Present the following entries again, word for word and in full.
++++++++++
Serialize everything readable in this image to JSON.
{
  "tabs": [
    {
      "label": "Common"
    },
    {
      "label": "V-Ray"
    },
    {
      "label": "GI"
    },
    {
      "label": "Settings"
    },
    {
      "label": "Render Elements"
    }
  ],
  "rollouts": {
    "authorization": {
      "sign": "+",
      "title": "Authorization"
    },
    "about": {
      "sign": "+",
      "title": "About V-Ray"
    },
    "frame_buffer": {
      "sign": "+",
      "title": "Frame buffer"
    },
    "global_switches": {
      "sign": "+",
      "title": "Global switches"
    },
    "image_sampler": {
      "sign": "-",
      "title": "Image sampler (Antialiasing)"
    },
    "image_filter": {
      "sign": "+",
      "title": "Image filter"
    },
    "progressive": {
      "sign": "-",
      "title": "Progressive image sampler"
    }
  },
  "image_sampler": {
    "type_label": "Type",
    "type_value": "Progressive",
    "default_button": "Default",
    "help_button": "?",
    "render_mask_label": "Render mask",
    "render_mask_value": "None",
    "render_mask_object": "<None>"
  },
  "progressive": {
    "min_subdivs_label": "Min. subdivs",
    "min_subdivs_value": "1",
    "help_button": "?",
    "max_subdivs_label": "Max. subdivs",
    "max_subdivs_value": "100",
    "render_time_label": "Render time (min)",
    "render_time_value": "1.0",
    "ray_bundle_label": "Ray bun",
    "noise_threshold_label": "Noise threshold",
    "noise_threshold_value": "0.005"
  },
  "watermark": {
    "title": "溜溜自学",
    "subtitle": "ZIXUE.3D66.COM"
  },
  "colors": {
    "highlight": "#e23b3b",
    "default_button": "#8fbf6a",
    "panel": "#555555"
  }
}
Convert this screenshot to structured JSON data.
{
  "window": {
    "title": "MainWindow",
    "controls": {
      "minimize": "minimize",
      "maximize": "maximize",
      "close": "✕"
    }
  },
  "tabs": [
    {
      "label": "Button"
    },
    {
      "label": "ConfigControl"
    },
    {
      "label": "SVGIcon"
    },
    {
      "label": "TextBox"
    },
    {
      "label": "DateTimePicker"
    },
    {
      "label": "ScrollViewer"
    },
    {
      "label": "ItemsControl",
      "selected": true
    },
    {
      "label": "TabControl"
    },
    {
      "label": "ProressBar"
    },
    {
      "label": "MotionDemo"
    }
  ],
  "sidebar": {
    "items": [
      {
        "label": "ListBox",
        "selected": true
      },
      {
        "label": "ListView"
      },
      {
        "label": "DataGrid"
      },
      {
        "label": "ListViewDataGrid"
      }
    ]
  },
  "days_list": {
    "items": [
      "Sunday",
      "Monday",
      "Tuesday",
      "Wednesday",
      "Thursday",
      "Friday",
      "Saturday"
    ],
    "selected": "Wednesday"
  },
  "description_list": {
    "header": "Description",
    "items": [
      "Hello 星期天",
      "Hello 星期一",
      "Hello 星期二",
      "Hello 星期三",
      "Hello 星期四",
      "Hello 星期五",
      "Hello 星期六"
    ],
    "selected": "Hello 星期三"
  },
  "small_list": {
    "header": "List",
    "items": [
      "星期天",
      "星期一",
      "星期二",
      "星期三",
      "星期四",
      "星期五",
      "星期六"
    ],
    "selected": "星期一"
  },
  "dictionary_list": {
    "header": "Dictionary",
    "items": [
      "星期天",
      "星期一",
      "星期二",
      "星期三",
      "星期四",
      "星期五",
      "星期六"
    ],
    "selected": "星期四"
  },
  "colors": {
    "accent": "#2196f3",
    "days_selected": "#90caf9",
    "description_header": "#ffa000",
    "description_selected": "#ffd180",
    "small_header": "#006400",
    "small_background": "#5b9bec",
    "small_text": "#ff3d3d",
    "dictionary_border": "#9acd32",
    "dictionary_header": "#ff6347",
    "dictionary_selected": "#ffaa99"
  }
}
++++++++++
**Completed task:**
Serialize everything readable in this image to JSON.
{
  "tabs": [
    {
      "label": "Common"
    },
    {
      "label": "V-Ray"
    },
    {
      "label": "GI"
    },
    {
      "label": "Settings"
    },
    {
      "label": "Render Elements"
    }
  ],
  "rollouts": {
    "authorization": {
      "sign": "+",
      "title": "Authorization"
    },
    "about": {
      "sign": "+",
      "title": "About V-Ray"
    },
    "frame_buffer": {
      "sign": "+",
      "title": "Frame buffer"
    },
    "global_switches": {
      "sign": "+",
      "title": "Global switches"
    },
    "image_sampler": {
      "sign": "-",
      "title": "Image sampler (Antialiasing)"
    },
    "image_filter": {
      "sign": "+",
      "title": "Image filter"
    },
    "progressive": {
      "sign": "-",
      "title": "Progressive image sampler"
    }
  },
  "image_sampler": {
    "type_label": "Type",
    "type_value": "Progressive",
    "default_button": "Default",
    "help_button": "?",
    "render_mask_label": "Render mask",
    "render_mask_value": "None",
    "render_mask_object": "<None>"
  },
  "progressive": {
    "min_subdivs_label": "Min. subdivs",
    "min_subdivs_value": "1",
    "help_button": "?",
    "max_subdivs_label": "Max. subdivs",
    "max_subdivs_value": "100",
    "render_time_label": "Render time (min)",
    "render_time_value": "1.0",
    "ray_bundle_label": "Ray bun",
    "noise_threshold_label": "Noise threshold",
    "noise_threshold_value": "0.005"
  },
  "watermark": {
    "title": "溜溜自学",
    "subtitle": "ZIXUE.3D66.COM"
  },
  "colors": {
    "highlight": "#e23b3b",
    "default_button": "#8fbf6a",
    "panel": "#555555"
  }
}
Convert this screenshot to structured JSON data.
{
  "window": {
    "title": "MainWindow",
    "controls": {
      "minimize": "minimize",
      "maximize": "maximize",
      "close": "✕"
    }
  },
  "tabs": [
    {
      "label": "Button"
    },
    {
      "label": "ConfigControl"
    },
    {
      "label": "SVGIcon"
    },
    {
      "label": "TextBox"
    },
    {
      "label": "DateTimePicker"
    },
    {
      "label": "ScrollViewer"
    },
    {
      "label": "ItemsControl",
      "selected": true
    },
    {
      "label": "TabControl"
    },
    {
      "label": "ProressBar"
    },
    {
      "label": "MotionDemo"
    }
  ],
  "sidebar": {
    "items": [
      {
        "label": "ListBox",
        "selected": true
      },
      {
        "label": "ListView"
      },
      {
        "label": "DataGrid"
      },
      {
        "label": "ListViewDataGrid"
      }
    ]
  },
  "days_list": {
    "items": [
      "Sunday",
      "Monday",
      "Tuesday",
      "Wednesday",
      "Thursday",
      "Friday",
      "Saturday"
    ],
    "selected": "Wednesday"
  },
  "description_list": {
    "header": "Description",
    "items": [
      "Hello 星期天",
      "Hello 星期一",
      "Hello 星期二",
      "Hello 星期三",
      "Hello 星期四",
      "Hello 星期五",
      "Hello 星期六"
    ],
    "selected": "Hello 星期三"
  },
  "small_list": {
    "header": "List",
    "items": [
      "星期天",
      "星期一",
      "星期二",
      "星期三",
      "星期四",
      "星期五",
      "星期六"
    ],
    "selected": "星期一"
  },
  "dictionary_list": {
    "header": "Dictionary",
    "items": [
      "星期天",
      "星期一",
      "星期二",
      "星期三",
      "星期四",
      "星期五",
      "星期六"
    ],
    "selected": "星期四"
  },
  "colors": {
    "accent": "#2196f3",
    "days_selected": "#90caf9",
    "description_header": "#ffa000",
    "description_selected": "#ffd180",
    "small_header": "#006400",
    "small_background": "#5b9bec",
    "small_text": "#ff3d3d",
    "dictionary_border": "#9acd32",
    "dictionary_header": "#ff6347",
    "dictionary_selected": "#ffaa99"
  }
}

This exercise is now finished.